**EXERCISE:** Transcribe the material verbatim in full; the pictures do not belong in the copy.

[start DATA LISTING]

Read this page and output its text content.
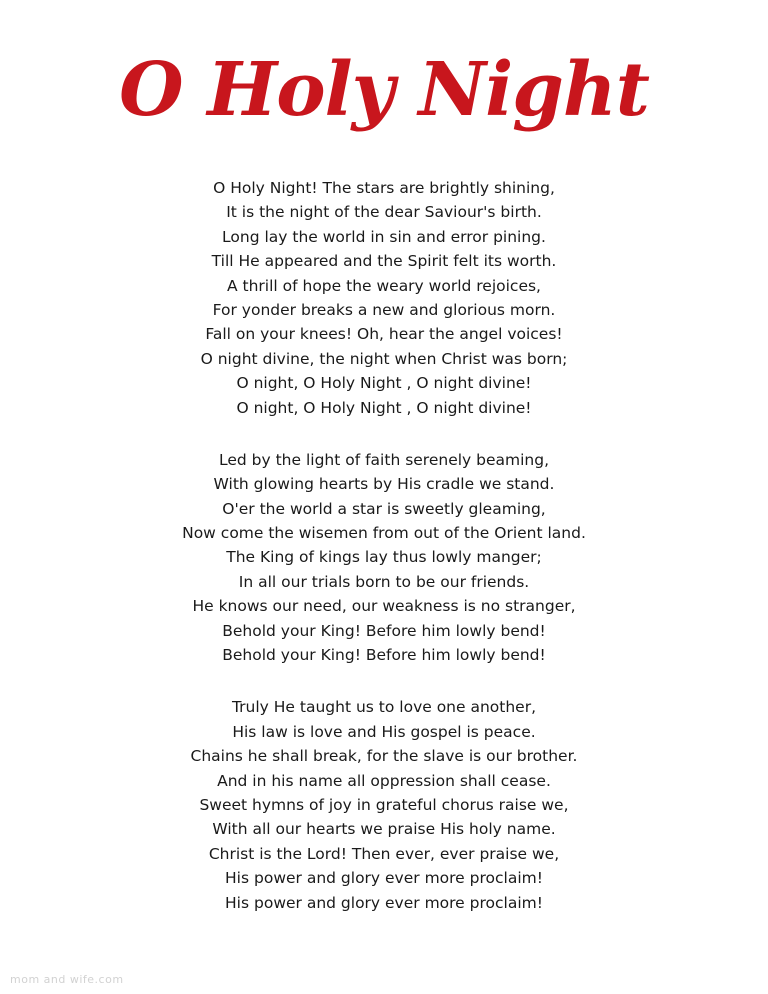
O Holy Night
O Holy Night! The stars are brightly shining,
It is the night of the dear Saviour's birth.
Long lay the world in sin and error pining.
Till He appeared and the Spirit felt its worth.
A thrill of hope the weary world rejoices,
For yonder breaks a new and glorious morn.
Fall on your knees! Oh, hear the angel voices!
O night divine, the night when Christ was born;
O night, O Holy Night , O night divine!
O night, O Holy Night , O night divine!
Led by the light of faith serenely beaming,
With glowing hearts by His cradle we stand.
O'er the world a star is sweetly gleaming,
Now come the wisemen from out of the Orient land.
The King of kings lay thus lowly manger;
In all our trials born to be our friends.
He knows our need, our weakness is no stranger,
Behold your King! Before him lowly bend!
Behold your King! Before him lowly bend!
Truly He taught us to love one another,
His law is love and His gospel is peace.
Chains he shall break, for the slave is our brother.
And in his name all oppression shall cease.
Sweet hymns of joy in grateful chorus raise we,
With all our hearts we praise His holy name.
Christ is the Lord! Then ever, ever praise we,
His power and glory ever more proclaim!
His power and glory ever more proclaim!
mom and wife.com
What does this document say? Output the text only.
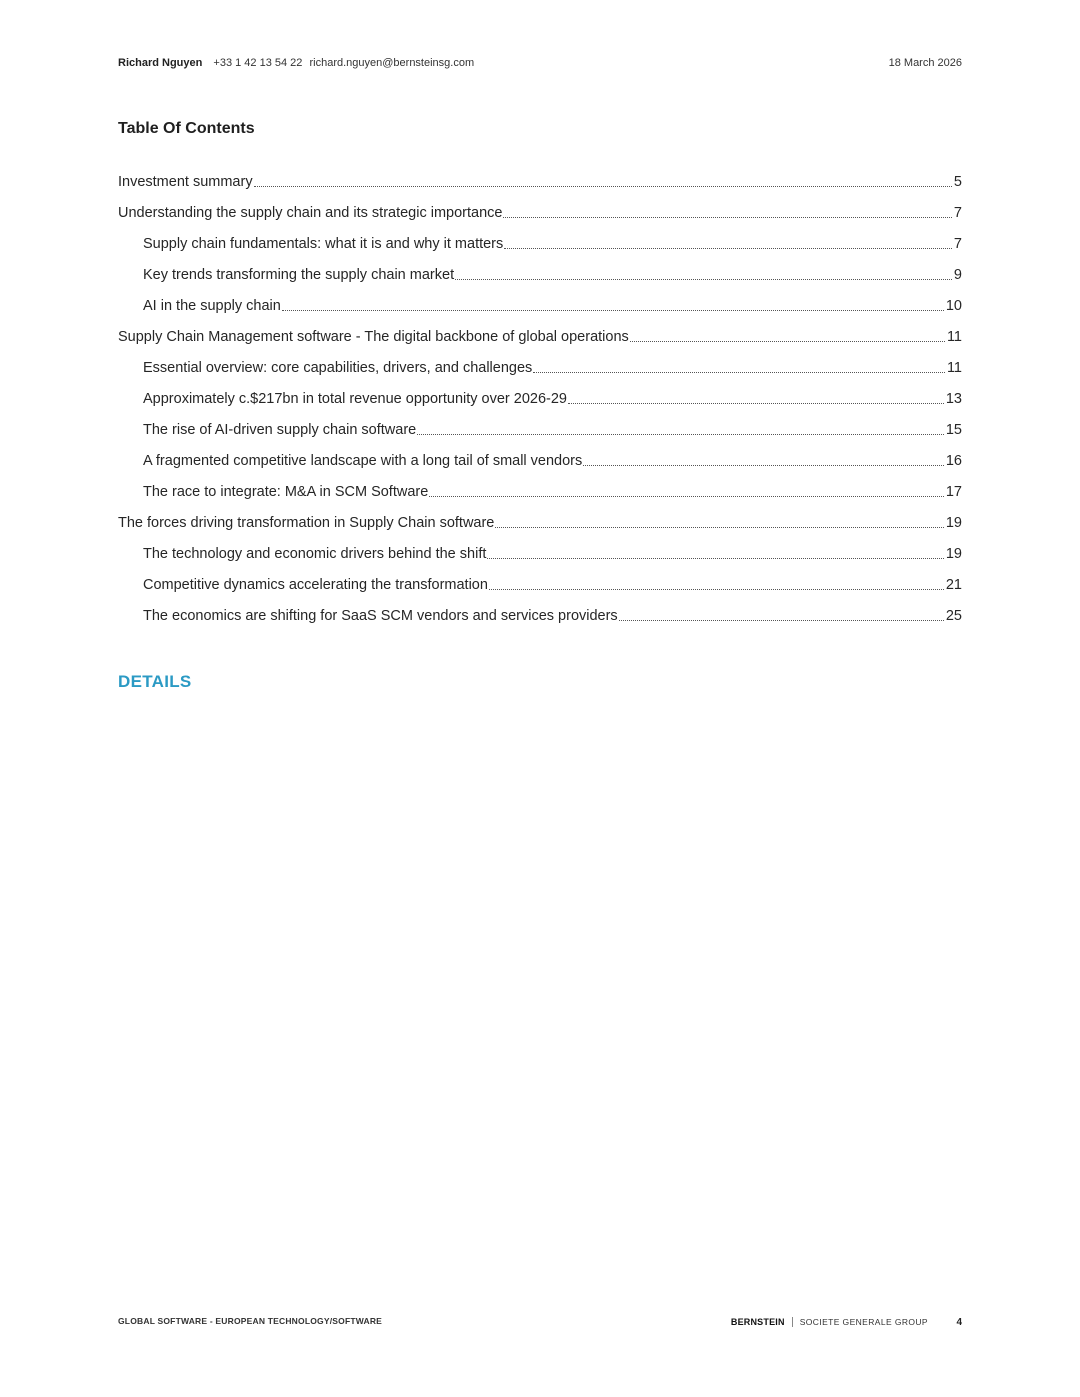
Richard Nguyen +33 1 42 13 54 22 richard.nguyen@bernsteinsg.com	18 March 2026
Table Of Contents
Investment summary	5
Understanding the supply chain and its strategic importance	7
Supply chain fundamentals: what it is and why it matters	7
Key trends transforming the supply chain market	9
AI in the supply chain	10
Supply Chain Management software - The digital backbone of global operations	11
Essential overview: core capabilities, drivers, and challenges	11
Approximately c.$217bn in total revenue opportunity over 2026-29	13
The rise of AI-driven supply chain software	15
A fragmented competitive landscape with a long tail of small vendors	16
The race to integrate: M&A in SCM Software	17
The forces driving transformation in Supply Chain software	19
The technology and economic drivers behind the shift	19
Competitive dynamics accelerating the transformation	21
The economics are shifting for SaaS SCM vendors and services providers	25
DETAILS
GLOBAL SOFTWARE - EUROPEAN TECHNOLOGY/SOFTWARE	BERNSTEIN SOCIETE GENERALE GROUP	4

[end DATA LISTING]

**TASK ANSWER:**
Read this page and output its text content.
O Holy Night
O Holy Night! The stars are brightly shining,
It is the night of the dear Saviour's birth.
Long lay the world in sin and error pining.
Till He appeared and the Spirit felt its worth.
A thrill of hope the weary world rejoices,
For yonder breaks a new and glorious morn.
Fall on your knees! Oh, hear the angel voices!
O night divine, the night when Christ was born;
O night, O Holy Night , O night divine!
O night, O Holy Night , O night divine!
Led by the light of faith serenely beaming,
With glowing hearts by His cradle we stand.
O'er the world a star is sweetly gleaming,
Now come the wisemen from out of the Orient land.
The King of kings lay thus lowly manger;
In all our trials born to be our friends.
He knows our need, our weakness is no stranger,
Behold your King! Before him lowly bend!
Behold your King! Before him lowly bend!
Truly He taught us to love one another,
His law is love and His gospel is peace.
Chains he shall break, for the slave is our brother.
And in his name all oppression shall cease.
Sweet hymns of joy in grateful chorus raise we,
With all our hearts we praise His holy name.
Christ is the Lord! Then ever, ever praise we,
His power and glory ever more proclaim!
His power and glory ever more proclaim!
mom and wife.com
What does this document say? Output the text only.
Richard Nguyen +33 1 42 13 54 22 richard.nguyen@bernsteinsg.com	18 March 2026
Table Of Contents
Investment summary	5
Understanding the supply chain and its strategic importance	7
Supply chain fundamentals: what it is and why it matters	7
Key trends transforming the supply chain market	9
AI in the supply chain	10
Supply Chain Management software - The digital backbone of global operations	11
Essential overview: core capabilities, drivers, and challenges	11
Approximately c.$217bn in total revenue opportunity over 2026-29	13
The rise of AI-driven supply chain software	15
A fragmented competitive landscape with a long tail of small vendors	16
The race to integrate: M&A in SCM Software	17
The forces driving transformation in Supply Chain software	19
The technology and economic drivers behind the shift	19
Competitive dynamics accelerating the transformation	21
The economics are shifting for SaaS SCM vendors and services providers	25
DETAILS
GLOBAL SOFTWARE - EUROPEAN TECHNOLOGY/SOFTWARE	BERNSTEIN SOCIETE GENERALE GROUP	4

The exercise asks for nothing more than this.